──────── DATA RECORDS

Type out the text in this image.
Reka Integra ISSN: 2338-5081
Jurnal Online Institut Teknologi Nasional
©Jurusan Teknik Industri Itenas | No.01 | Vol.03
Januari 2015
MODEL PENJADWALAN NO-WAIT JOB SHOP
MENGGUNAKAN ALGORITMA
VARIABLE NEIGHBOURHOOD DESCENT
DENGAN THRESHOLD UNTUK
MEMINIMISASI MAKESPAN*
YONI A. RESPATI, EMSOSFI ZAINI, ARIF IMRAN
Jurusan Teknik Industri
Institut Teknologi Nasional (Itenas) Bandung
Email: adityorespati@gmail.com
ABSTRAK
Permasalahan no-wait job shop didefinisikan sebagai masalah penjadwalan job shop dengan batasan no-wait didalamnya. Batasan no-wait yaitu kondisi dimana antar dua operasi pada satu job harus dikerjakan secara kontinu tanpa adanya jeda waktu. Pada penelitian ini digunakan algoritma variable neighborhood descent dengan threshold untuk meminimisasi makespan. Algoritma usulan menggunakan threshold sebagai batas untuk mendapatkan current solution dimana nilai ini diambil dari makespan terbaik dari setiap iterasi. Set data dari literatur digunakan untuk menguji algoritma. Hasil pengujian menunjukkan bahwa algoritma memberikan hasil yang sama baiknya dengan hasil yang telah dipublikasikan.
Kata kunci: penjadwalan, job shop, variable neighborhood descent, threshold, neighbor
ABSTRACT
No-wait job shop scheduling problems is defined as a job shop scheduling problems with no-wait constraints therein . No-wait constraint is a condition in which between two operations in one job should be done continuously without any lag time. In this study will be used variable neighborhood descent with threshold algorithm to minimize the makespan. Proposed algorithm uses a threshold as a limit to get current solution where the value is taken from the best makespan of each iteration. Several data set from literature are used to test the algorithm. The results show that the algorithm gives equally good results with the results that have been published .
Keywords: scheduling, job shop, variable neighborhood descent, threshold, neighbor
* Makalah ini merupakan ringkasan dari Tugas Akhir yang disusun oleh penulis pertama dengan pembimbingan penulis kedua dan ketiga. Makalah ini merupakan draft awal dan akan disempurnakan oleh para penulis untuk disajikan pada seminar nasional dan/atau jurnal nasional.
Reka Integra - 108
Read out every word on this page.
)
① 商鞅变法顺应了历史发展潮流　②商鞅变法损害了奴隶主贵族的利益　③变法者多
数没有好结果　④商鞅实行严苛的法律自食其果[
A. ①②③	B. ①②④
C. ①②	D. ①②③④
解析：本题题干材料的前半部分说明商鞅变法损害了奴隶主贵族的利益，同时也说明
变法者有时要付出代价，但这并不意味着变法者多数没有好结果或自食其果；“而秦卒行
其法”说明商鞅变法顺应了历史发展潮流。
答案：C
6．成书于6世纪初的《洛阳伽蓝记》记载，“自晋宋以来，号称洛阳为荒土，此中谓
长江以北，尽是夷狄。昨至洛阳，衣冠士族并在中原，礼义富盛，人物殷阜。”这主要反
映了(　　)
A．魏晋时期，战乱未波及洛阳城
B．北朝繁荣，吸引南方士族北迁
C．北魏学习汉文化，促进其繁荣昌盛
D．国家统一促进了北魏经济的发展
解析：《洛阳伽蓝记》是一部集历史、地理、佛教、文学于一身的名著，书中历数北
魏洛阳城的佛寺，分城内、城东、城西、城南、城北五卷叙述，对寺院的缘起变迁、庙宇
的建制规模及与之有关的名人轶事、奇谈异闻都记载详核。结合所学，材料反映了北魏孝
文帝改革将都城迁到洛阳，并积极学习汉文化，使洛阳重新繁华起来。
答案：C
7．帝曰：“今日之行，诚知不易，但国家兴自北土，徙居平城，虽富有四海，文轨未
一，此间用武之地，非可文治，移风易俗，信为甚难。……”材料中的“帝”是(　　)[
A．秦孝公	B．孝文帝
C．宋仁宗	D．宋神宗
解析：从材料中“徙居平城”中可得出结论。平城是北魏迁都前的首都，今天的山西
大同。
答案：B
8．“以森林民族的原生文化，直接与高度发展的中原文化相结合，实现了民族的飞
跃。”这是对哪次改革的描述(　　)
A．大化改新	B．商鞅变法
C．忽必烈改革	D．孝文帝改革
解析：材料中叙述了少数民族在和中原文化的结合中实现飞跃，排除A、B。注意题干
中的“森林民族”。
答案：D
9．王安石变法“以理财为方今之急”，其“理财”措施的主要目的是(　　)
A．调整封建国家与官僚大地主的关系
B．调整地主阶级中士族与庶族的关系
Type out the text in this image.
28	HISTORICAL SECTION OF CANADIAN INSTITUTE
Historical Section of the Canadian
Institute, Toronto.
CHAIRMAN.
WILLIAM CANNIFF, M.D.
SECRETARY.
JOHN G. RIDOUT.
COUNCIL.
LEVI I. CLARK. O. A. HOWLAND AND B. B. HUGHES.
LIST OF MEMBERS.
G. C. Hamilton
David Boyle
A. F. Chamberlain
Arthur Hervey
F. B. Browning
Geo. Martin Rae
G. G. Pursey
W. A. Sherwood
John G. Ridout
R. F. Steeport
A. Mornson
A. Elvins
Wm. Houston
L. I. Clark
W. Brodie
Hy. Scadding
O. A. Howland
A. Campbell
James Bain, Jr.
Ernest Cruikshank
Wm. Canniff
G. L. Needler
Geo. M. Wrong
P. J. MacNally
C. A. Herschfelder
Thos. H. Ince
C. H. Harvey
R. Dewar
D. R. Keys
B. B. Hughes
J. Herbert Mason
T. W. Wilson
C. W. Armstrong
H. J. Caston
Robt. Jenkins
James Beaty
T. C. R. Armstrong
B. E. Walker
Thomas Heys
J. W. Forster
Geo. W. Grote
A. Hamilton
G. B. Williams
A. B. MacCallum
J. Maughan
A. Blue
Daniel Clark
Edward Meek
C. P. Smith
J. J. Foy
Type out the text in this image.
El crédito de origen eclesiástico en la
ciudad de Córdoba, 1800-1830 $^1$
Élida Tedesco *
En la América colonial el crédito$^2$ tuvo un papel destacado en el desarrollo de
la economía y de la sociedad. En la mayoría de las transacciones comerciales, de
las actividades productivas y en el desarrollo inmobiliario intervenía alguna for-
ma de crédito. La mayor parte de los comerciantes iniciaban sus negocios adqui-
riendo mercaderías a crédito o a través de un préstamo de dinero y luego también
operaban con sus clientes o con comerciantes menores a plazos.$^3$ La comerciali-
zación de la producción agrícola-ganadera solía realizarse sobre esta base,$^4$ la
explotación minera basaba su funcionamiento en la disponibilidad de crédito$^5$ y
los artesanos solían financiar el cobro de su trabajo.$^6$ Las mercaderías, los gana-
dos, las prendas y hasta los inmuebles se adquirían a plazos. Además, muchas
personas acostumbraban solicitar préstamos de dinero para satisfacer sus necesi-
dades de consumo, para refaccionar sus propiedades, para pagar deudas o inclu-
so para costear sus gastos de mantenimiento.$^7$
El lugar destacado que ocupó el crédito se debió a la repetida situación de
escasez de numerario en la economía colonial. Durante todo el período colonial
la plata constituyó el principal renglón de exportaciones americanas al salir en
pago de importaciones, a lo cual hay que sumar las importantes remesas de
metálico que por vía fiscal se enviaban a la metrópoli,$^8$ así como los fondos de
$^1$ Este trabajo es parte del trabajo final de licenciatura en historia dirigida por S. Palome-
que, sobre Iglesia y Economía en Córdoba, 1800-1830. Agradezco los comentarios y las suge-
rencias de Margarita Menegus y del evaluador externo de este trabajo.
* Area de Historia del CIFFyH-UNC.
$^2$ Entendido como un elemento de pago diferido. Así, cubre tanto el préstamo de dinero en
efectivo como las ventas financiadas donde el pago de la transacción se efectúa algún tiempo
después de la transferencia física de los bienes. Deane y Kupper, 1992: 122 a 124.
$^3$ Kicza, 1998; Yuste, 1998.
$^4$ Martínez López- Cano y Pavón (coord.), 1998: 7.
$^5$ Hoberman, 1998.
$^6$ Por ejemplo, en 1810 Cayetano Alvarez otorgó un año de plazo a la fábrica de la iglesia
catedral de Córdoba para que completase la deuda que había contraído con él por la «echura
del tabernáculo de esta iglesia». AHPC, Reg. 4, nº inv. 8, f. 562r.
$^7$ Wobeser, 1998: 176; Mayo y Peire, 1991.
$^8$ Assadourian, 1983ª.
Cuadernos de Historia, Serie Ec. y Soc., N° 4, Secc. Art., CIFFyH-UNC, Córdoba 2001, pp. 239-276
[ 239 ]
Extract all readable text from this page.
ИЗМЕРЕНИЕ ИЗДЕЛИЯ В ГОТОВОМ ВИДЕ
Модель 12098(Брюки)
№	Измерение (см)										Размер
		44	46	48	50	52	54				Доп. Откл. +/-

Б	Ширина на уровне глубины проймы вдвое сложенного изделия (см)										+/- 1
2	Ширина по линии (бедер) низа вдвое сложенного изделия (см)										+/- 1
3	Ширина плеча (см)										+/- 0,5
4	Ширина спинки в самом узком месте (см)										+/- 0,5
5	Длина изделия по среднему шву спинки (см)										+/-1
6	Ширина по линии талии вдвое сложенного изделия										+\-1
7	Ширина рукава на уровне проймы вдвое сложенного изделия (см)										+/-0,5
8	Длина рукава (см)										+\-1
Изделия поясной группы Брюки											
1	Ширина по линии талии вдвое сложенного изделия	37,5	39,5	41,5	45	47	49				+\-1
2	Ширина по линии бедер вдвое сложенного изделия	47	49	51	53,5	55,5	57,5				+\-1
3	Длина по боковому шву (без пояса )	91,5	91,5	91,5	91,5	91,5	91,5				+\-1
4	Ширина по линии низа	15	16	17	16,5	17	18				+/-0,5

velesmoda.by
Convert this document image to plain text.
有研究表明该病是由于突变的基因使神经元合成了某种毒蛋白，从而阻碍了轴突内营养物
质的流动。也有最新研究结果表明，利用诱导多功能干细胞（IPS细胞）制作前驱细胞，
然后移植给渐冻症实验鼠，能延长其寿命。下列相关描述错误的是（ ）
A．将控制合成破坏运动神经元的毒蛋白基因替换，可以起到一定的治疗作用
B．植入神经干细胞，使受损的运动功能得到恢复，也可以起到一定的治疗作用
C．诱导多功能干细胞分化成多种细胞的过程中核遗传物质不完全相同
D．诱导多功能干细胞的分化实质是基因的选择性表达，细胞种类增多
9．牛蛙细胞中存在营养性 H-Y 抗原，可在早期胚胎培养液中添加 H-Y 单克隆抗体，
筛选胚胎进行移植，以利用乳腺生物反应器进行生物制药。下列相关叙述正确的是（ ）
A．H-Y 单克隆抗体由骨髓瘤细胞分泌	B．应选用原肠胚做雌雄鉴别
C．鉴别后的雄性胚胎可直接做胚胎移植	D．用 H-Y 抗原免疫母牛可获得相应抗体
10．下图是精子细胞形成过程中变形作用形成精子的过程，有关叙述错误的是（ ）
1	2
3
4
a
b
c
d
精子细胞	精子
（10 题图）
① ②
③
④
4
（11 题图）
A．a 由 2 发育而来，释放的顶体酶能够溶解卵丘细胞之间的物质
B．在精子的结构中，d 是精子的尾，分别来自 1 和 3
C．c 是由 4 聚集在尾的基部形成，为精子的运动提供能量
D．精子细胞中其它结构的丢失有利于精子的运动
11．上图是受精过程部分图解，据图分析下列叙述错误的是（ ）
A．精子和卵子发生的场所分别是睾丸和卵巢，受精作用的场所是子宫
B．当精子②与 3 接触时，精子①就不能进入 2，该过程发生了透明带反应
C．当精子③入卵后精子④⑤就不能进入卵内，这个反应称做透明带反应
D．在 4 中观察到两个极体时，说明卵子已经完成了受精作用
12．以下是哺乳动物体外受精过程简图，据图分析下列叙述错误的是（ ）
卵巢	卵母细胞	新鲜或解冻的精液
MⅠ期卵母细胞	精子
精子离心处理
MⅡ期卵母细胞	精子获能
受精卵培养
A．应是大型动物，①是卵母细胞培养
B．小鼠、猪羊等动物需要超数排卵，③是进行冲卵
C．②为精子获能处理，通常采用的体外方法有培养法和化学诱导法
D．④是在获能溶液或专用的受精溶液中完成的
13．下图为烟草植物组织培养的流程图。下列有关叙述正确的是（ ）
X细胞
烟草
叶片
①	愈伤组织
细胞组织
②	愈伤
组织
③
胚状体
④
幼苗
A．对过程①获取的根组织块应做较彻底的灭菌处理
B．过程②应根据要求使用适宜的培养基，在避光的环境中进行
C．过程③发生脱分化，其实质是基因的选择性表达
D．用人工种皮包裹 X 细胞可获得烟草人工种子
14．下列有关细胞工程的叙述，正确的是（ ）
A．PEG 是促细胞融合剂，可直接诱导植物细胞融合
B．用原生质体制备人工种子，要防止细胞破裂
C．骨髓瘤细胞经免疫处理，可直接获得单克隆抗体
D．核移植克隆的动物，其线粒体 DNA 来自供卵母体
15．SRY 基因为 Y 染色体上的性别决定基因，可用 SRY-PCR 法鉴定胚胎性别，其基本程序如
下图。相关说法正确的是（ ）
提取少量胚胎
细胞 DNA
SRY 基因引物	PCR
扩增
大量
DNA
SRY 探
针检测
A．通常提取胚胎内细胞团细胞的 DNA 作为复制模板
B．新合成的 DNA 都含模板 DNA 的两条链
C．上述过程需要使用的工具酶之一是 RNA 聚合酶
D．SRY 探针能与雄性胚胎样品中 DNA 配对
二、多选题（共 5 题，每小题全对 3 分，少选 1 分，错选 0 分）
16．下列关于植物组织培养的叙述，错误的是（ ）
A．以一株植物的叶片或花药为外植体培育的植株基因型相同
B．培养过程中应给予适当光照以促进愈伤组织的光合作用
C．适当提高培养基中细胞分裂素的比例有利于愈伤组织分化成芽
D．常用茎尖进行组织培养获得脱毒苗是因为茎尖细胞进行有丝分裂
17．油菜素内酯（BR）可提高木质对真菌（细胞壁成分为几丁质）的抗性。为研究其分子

────────────────

**DIRECTIONS FOR THIS TASK**
Return a copy of every line that includes the word "como".

**RESPONSE BELOW**
metálico que por vía fiscal se enviaban a la metrópoli,$^8$ así como los fondos de
$^2$ Entendido como un elemento de pago diferido. Así, cubre tanto el préstamo de dinero en
efectivo como las ventas financiadas donde el pago de la transacción se efectúa algún tiempo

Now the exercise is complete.